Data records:
# # # # # # #
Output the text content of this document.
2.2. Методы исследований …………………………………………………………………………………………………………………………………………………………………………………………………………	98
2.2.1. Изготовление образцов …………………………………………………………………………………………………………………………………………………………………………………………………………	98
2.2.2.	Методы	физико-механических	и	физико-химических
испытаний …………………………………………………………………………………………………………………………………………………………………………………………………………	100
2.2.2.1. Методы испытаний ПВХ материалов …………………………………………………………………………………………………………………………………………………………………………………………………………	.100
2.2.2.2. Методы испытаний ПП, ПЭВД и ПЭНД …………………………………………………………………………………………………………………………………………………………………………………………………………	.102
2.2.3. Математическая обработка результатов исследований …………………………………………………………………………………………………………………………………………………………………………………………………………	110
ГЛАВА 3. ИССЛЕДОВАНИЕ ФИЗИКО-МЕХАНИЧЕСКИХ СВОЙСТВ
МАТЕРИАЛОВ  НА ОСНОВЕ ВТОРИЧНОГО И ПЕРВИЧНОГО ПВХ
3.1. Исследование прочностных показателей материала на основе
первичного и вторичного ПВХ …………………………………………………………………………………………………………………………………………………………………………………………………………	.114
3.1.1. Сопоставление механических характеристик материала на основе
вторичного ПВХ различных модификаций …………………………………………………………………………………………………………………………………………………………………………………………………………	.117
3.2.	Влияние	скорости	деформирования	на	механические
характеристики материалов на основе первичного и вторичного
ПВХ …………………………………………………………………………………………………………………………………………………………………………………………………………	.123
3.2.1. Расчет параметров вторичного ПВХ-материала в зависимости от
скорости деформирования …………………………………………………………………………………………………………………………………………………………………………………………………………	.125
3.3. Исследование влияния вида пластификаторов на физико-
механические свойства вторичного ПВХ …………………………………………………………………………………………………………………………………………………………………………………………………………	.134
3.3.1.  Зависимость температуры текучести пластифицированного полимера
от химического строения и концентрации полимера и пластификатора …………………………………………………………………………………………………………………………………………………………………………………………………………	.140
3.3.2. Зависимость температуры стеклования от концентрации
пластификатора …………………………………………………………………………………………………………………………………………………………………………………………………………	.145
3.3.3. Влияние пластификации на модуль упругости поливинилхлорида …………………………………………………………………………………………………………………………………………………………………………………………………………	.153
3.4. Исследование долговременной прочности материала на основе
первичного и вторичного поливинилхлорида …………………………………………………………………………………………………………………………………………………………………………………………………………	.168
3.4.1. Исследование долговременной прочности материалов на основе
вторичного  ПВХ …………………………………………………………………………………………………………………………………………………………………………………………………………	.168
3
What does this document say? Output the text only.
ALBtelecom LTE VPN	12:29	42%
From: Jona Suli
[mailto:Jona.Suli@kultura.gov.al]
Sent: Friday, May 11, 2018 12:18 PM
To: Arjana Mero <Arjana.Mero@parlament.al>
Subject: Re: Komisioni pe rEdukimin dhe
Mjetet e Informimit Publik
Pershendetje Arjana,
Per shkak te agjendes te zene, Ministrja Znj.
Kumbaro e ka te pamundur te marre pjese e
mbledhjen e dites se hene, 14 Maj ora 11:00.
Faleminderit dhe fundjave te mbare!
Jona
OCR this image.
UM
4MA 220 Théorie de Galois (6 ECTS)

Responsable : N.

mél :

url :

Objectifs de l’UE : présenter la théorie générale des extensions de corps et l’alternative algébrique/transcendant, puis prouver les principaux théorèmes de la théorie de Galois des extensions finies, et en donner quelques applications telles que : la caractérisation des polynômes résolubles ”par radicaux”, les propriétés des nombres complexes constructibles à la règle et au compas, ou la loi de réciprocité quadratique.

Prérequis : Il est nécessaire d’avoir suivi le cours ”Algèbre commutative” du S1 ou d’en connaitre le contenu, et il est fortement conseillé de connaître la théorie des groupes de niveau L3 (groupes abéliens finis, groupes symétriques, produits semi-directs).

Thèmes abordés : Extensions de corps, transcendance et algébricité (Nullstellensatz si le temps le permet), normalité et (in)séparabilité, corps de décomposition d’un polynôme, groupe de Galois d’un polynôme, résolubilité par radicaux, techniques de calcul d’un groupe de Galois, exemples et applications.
# # # # # # #
> **Task objective**:
Take every line above carrying "Arjana" and return it.

> **The completed task**:
To: Arjana Mero <Arjana.Mero@parlament.al>
Pershendetje Arjana,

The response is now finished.